Extracted records:
━━━━━━━━━━━━━━━━━━━━━━━━━━━━━━

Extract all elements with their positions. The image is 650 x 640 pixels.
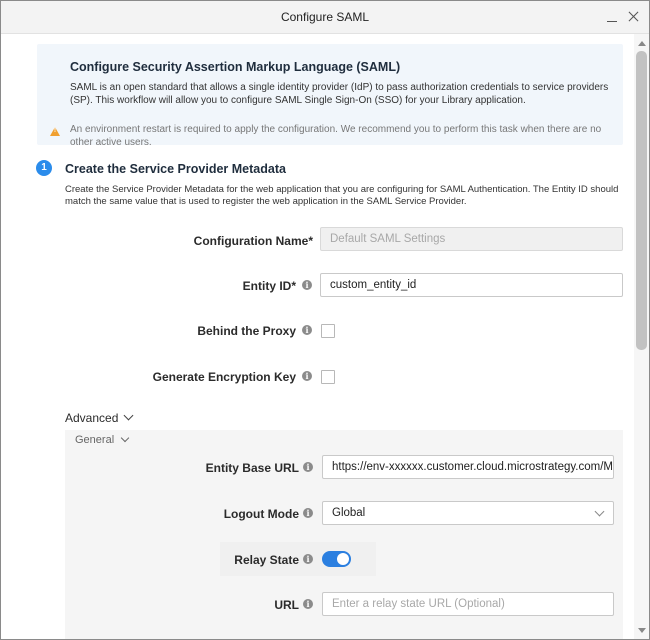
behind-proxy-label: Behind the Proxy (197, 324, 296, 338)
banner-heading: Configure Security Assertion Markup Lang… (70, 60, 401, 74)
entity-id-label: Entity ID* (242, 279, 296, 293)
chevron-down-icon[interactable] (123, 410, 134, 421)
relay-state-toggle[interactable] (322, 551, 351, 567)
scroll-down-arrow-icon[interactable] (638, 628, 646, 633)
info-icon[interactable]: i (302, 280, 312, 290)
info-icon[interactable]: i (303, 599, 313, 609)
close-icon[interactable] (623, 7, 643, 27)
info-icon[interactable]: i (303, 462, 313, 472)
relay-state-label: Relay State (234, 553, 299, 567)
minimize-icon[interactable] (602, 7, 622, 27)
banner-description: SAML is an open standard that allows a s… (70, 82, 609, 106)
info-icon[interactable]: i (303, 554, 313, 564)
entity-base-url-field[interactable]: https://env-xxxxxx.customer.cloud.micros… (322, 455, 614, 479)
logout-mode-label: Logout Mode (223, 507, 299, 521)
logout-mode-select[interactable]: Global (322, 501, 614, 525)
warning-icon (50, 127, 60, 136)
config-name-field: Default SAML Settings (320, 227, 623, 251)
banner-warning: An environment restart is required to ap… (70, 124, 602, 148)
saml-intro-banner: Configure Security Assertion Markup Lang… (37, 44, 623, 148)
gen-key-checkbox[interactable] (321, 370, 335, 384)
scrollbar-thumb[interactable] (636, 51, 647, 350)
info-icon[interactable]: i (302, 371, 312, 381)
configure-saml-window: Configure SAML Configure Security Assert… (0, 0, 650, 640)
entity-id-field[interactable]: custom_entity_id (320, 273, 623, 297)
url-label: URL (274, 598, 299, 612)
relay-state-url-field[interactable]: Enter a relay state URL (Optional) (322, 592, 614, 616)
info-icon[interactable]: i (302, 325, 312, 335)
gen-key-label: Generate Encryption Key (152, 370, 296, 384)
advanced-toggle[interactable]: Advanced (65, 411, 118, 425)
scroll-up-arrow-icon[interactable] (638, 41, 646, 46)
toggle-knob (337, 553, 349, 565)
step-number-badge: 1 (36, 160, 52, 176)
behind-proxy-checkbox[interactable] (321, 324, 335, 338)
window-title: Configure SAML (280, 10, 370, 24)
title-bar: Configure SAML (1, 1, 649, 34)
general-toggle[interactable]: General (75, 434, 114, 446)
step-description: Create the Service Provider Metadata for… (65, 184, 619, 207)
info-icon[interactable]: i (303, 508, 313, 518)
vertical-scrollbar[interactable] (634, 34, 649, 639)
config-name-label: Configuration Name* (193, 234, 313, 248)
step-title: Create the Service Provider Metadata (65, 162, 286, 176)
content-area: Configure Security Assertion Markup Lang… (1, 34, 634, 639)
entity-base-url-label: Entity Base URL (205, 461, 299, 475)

━━━━━━━━━━━━━━━━━━━━━━━━━━━━━━

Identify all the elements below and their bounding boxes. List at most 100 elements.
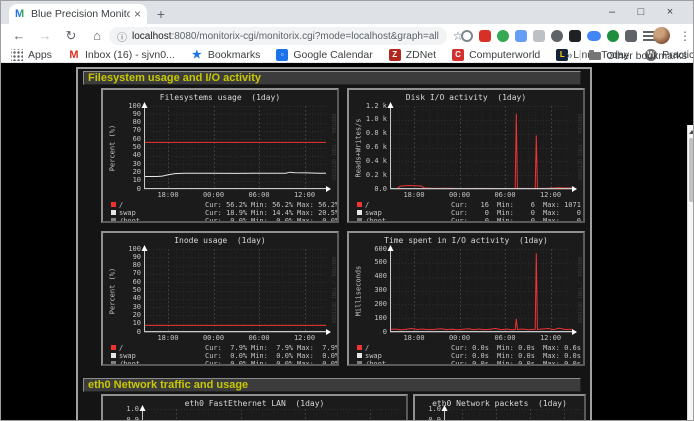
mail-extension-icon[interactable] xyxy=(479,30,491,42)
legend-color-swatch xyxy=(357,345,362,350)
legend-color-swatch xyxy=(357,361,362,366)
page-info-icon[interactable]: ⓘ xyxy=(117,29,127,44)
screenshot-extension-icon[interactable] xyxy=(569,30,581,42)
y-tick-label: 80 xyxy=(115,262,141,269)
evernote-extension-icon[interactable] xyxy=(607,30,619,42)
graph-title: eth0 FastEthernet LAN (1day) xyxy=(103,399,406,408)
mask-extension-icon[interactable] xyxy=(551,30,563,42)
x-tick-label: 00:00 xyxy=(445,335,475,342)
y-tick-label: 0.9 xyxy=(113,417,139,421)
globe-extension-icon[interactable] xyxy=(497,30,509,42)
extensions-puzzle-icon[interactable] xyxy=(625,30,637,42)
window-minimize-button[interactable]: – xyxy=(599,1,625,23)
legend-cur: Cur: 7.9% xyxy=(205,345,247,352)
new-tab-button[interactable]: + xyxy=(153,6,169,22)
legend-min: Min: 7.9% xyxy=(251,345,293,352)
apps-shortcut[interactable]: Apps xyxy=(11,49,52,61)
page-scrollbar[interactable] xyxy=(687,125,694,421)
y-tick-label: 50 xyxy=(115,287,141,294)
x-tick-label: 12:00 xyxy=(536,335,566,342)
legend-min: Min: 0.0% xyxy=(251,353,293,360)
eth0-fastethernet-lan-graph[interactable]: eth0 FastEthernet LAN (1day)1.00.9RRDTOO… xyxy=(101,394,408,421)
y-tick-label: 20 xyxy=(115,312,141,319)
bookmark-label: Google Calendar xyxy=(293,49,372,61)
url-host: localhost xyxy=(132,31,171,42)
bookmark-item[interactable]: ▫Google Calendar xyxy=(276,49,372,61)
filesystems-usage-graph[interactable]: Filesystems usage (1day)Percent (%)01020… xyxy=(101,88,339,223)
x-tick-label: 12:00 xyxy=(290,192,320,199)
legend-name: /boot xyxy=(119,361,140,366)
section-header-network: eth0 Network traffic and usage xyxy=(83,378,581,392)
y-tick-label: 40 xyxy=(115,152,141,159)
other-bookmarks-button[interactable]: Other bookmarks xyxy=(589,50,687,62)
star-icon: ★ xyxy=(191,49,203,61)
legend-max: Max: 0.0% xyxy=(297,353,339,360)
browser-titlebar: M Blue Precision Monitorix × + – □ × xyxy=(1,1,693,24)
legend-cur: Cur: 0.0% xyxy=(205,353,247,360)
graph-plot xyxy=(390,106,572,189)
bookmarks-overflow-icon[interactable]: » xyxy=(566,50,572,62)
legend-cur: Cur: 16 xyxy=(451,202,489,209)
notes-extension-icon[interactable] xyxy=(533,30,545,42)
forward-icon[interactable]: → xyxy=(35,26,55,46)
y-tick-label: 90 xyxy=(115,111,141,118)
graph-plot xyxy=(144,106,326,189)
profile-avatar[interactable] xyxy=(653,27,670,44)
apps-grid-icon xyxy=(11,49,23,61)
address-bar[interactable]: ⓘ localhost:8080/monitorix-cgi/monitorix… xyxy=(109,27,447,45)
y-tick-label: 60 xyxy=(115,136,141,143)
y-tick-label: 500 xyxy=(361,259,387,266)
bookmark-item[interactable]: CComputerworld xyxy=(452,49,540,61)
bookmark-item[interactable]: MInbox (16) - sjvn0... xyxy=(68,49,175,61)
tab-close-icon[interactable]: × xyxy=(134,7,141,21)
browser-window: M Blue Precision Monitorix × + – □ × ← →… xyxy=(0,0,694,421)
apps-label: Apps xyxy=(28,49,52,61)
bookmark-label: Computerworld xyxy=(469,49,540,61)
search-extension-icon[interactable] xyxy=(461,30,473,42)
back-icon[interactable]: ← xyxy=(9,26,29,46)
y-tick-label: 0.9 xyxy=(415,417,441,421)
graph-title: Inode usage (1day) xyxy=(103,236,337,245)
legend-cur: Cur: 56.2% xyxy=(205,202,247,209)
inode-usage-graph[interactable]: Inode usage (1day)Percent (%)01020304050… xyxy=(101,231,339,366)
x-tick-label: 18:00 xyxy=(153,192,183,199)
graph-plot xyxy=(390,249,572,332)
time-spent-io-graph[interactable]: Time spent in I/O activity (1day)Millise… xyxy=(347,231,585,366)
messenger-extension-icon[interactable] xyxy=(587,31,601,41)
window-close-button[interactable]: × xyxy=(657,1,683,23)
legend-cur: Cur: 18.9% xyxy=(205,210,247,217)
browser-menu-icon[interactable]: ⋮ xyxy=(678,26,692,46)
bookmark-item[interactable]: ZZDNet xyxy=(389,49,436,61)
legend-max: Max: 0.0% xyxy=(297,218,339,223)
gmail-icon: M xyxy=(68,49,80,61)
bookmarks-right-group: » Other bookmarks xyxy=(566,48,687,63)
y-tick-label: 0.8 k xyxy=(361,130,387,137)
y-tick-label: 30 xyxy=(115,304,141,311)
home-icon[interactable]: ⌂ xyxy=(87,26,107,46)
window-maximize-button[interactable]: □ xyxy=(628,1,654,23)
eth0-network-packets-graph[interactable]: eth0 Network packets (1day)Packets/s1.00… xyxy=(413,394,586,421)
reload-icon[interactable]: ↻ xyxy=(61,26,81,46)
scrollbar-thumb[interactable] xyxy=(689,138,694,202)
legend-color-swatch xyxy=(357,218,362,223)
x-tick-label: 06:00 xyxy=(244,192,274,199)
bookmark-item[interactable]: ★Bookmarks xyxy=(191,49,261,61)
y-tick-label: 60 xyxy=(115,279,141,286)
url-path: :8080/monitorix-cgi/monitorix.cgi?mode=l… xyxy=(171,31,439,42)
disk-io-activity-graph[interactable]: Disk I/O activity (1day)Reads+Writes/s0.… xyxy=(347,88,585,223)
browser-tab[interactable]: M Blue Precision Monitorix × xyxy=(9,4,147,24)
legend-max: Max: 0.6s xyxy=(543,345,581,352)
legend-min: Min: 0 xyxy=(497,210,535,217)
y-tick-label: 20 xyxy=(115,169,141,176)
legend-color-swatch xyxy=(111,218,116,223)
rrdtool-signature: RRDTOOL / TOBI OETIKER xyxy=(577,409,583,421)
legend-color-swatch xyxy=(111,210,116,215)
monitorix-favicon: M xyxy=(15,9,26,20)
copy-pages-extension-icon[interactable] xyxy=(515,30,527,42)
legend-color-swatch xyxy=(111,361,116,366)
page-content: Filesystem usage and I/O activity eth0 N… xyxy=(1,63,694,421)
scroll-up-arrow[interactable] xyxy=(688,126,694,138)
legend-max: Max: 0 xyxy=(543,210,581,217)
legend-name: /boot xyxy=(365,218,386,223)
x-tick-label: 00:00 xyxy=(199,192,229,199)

━━━━━━━━━━━━━━━━━━━━━━━━━━━━━━

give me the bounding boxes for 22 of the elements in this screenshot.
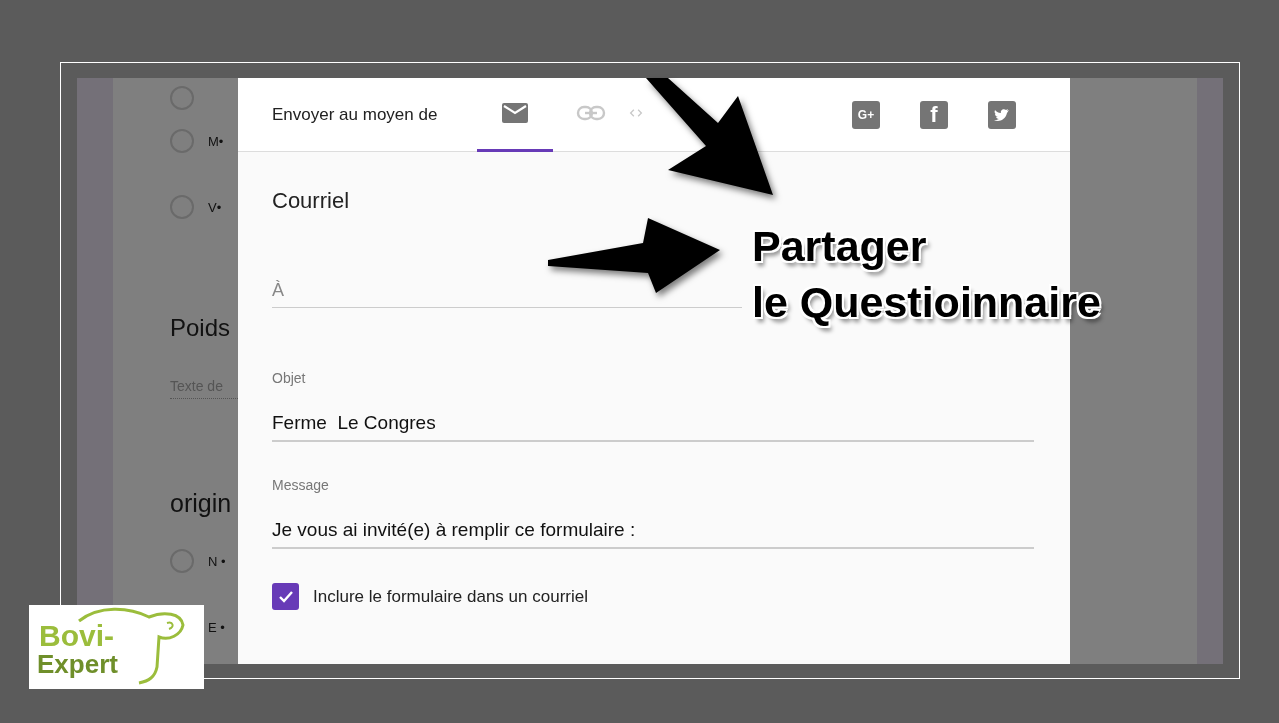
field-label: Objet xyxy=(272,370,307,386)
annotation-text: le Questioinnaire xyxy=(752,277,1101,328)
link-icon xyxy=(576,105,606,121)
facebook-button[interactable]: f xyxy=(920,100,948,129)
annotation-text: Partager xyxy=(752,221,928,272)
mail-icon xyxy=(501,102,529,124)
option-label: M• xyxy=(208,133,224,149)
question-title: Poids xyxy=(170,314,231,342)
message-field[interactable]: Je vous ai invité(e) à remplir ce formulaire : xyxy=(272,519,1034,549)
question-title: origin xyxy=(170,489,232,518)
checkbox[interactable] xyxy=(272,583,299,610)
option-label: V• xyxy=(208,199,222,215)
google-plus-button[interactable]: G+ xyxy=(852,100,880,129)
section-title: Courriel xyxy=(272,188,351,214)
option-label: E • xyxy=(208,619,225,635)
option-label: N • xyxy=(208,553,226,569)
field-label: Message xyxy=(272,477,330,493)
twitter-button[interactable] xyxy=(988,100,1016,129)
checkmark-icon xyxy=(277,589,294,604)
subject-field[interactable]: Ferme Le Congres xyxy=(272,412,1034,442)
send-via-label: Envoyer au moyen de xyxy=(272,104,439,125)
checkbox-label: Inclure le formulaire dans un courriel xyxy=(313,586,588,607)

━━━━━━━━━━━━━━━━━━━━━━━━━━━━━━

Exercise goal: Can you render the lines between the one holding "mail-extension-icon[interactable] xyxy=(479,30,491,42)" and the one holding "y-tick-label: 0.9 xyxy=(113,417,139,421)", inclusive, as a JSON list of strings, one string per line, with blank lines omitted?

Reply to the exercise:
[
  "mail-extension-icon[interactable] xyxy=(479,30,491,42)",
  "legend-color-swatch xyxy=(357,345,362,350)",
  "legend-color-swatch xyxy=(357,361,362,366)",
  "page-info-icon[interactable]: ⓘ xyxy=(117,29,127,44)",
  "screenshot-extension-icon[interactable] xyxy=(569,30,581,42)",
  "y-tick-label: 80 xyxy=(115,262,141,269)",
  "evernote-extension-icon[interactable] xyxy=(607,30,619,42)",
  "graph-title: eth0 FastEthernet LAN (1day) xyxy=(103,399,406,408)",
  "mask-extension-icon[interactable] xyxy=(551,30,563,42)",
  "x-tick-label: 00:00 xyxy=(445,335,475,342)",
  "y-tick-label: 0.9 xyxy=(113,417,139,421)"
]